• EXERCISE:
Wherever a line in the data below holds "bostadsrätter", copy that line.

Entries with figure data:
__________________________________________________

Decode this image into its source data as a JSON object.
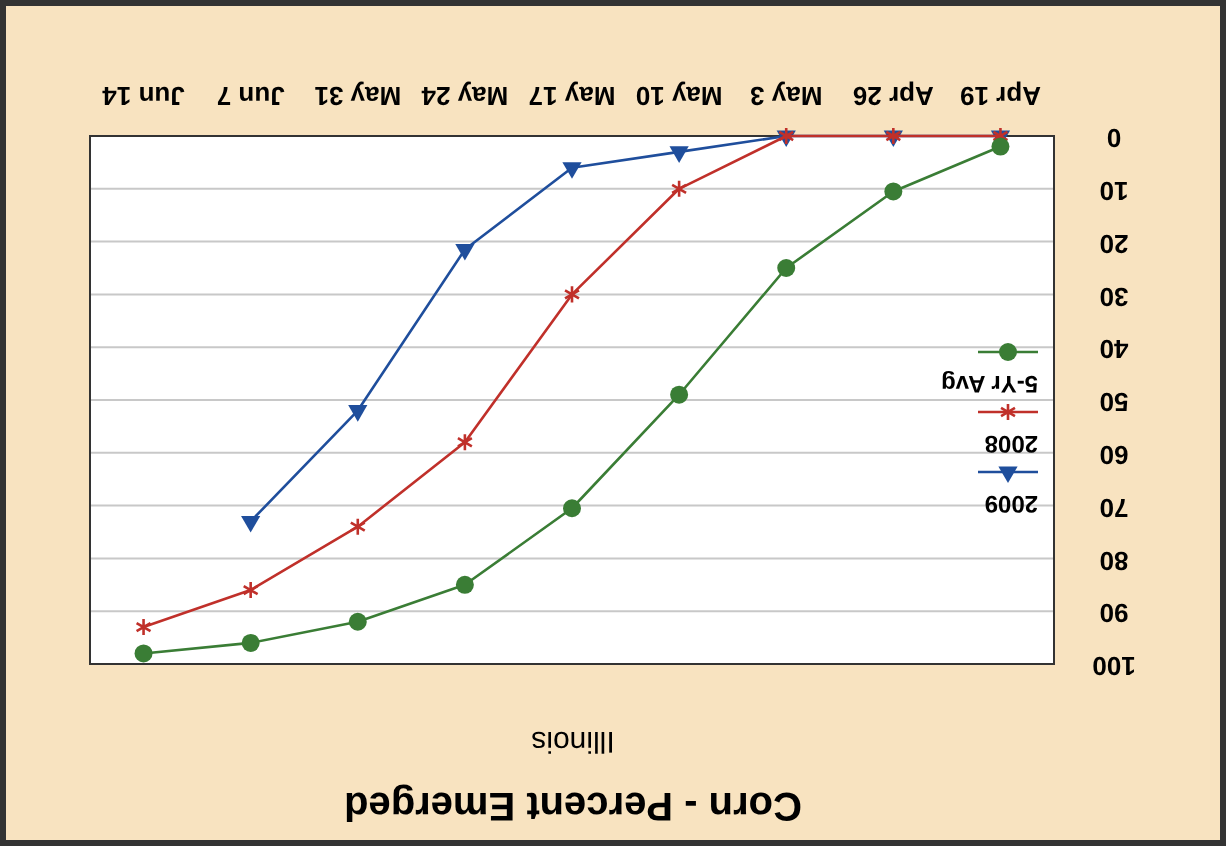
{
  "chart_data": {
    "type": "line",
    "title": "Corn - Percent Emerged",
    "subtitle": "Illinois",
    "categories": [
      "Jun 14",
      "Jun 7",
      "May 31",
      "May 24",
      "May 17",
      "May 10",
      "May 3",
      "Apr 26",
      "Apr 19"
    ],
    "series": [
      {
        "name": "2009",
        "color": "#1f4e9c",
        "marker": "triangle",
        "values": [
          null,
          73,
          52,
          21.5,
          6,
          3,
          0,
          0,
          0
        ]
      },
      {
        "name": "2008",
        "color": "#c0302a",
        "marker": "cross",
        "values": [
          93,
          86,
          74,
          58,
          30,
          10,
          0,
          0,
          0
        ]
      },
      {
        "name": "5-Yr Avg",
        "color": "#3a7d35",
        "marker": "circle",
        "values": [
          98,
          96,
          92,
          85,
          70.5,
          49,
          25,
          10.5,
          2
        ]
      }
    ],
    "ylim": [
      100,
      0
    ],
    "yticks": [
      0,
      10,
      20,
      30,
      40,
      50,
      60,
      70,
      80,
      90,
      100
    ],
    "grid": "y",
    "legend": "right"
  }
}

__________________________________________________

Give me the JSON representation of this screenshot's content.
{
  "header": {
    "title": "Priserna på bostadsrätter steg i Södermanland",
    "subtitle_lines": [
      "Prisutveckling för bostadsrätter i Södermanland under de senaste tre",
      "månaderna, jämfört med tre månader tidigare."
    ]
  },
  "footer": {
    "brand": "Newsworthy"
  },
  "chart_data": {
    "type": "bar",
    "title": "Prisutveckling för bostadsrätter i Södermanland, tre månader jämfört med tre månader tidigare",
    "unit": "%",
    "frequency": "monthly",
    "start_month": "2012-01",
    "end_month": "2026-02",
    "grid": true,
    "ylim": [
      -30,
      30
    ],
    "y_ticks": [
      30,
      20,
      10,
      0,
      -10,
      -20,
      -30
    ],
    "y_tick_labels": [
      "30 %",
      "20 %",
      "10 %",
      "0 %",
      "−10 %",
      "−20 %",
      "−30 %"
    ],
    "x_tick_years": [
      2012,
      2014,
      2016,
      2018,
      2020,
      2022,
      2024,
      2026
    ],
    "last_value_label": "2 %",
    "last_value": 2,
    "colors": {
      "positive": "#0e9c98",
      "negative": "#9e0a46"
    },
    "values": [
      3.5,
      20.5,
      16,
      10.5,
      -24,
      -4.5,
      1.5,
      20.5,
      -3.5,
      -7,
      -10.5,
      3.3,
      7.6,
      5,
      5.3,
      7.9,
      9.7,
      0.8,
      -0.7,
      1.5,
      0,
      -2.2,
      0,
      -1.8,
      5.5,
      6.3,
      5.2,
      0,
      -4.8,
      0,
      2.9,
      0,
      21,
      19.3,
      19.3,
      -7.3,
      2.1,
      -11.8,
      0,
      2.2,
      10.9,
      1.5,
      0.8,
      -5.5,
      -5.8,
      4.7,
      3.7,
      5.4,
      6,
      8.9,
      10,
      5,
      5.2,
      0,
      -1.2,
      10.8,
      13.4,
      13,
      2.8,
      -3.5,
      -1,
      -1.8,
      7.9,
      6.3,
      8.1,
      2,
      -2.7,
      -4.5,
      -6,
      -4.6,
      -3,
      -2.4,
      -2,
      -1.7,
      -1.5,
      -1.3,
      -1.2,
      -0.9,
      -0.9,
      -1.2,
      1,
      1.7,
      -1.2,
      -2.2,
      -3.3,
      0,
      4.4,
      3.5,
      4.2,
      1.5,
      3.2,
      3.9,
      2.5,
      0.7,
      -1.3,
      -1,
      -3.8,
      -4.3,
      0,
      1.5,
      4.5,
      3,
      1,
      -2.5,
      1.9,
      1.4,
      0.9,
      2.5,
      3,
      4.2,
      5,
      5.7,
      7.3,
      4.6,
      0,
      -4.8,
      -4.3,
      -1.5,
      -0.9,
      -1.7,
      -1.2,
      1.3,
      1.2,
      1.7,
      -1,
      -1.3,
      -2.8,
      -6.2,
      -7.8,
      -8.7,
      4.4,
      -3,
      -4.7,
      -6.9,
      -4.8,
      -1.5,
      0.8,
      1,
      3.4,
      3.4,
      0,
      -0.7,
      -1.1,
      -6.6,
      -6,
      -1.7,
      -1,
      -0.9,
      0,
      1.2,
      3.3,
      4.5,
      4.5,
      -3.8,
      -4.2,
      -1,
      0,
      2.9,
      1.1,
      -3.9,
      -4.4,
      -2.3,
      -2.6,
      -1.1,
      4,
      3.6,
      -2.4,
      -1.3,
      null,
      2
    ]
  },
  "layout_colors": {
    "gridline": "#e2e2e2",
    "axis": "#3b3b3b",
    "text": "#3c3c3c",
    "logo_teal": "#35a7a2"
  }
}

__________________________________________________

• WRITTEN ANSWER:
    "title": "Priserna på bostadsrätter steg i Södermanland",
      "Prisutveckling för bostadsrätter i Södermanland under de senaste tre",
    "title": "Prisutveckling för bostadsrätter i Södermanland, tre månader jämfört med tre månader tidigare",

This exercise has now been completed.